Stored entries:
......

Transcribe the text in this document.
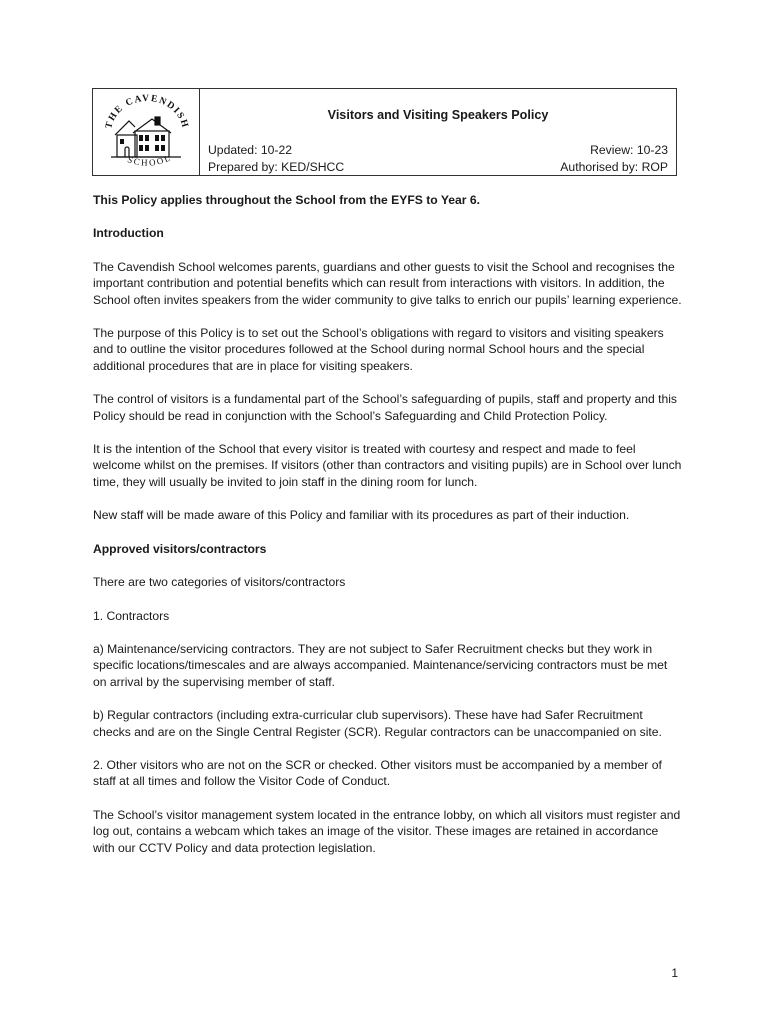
THE CAVENDISH
SCHOOL
Visitors and Visiting Speakers Policy
Updated: 10-22
Prepared by: KED/SHCC
Review: 10-23
Authorised by: ROP

This Policy applies throughout the School from the EYFS to Year 6.

Introduction

The Cavendish School welcomes parents, guardians and other guests to visit the School and recognises the important contribution and potential benefits which can result from interactions with visitors. In addition, the School often invites speakers from the wider community to give talks to enrich our pupils’ learning experience.

The purpose of this Policy is to set out the School’s obligations with regard to visitors and visiting speakers and to outline the visitor procedures followed at the School during normal School hours and the special additional procedures that are in place for visiting speakers.

The control of visitors is a fundamental part of the School’s safeguarding of pupils, staff and property and this Policy should be read in conjunction with the School’s Safeguarding and Child Protection Policy.

It is the intention of the School that every visitor is treated with courtesy and respect and made to feel welcome whilst on the premises. If visitors (other than contractors and visiting pupils) are in School over lunch time, they will usually be invited to join staff in the dining room for lunch.

New staff will be made aware of this Policy and familiar with its procedures as part of their induction.

Approved visitors/contractors

There are two categories of visitors/contractors

1. Contractors

a) Maintenance/servicing contractors. They are not subject to Safer Recruitment checks but they work in specific locations/timescales and are always accompanied. Maintenance/servicing contractors must be met on arrival by the supervising member of staff.

b) Regular contractors (including extra-curricular club supervisors). These have had Safer Recruitment checks and are on the Single Central Register (SCR). Regular contractors can be unaccompanied on site.

2. Other visitors who are not on the SCR or checked. Other visitors must be accompanied by a member of staff at all times and follow the Visitor Code of Conduct.

The School’s visitor management system located in the entrance lobby, on which all visitors must register and log out, contains a webcam which takes an image of the visitor. These images are retained in accordance with our CCTV Policy and data protection legislation.

1
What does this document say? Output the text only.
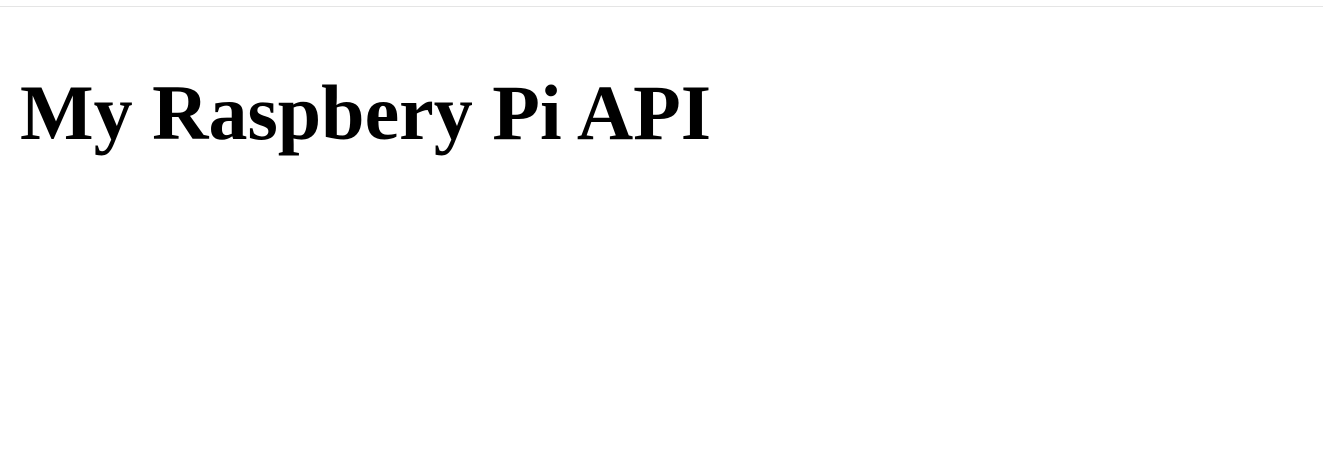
My Raspbery Pi API
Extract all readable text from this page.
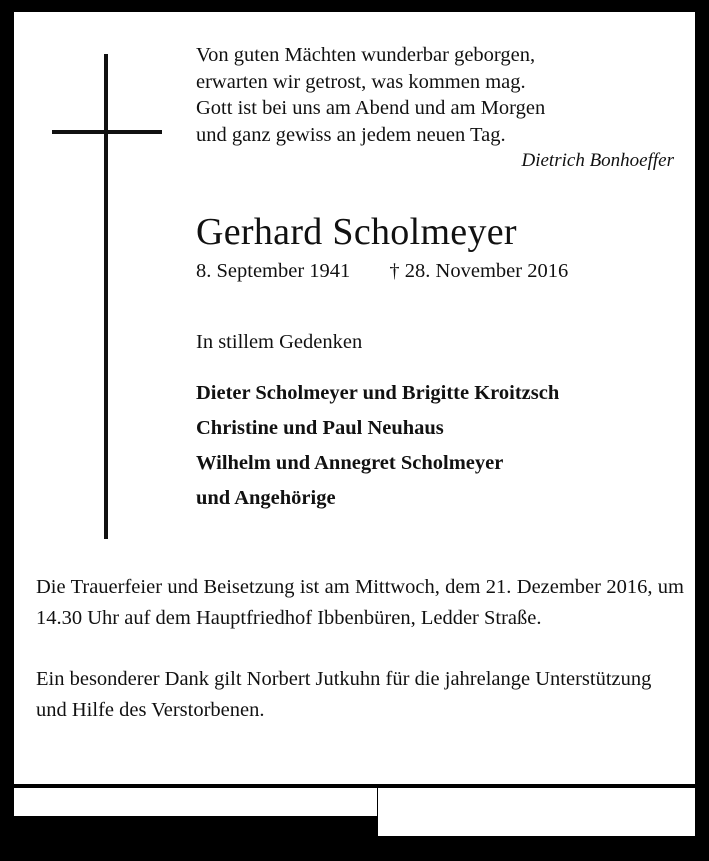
Von guten Mächten wunderbar geborgen,
erwarten wir getrost, was kommen mag.
Gott ist bei uns am Abend und am Morgen
und ganz gewiss an jedem neuen Tag.
Dietrich Bonhoeffer
Gerhard Scholmeyer
8. September 1941 † 28. November 2016
In stillem Gedenken
Dieter Scholmeyer und Brigitte Kroitzsch
Christine und Paul Neuhaus
Wilhelm und Annegret Scholmeyer
und Angehörige
Die Trauerfeier und Beisetzung ist am Mittwoch, dem 21. Dezember 2016, um 14.30 Uhr auf dem Hauptfriedhof Ibbenbüren, Ledder Straße.
Ein besonderer Dank gilt Norbert Jutkuhn für die jahrelange Unterstützung und Hilfe des Verstorbenen.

......

Job → Filter the data for the string "These" and copy every line that has it.

Result below →
b) Regular contractors (including extra-curricular club supervisors). These have had Safer Recruitment checks and are on the Single Central Register (SCR). Regular contractors can be unaccompanied on site.
The School’s visitor management system located in the entrance lobby, on which all visitors must register and log out, contains a webcam which takes an image of the visitor. These images are retained in accordance with our CCTV Policy and data protection legislation.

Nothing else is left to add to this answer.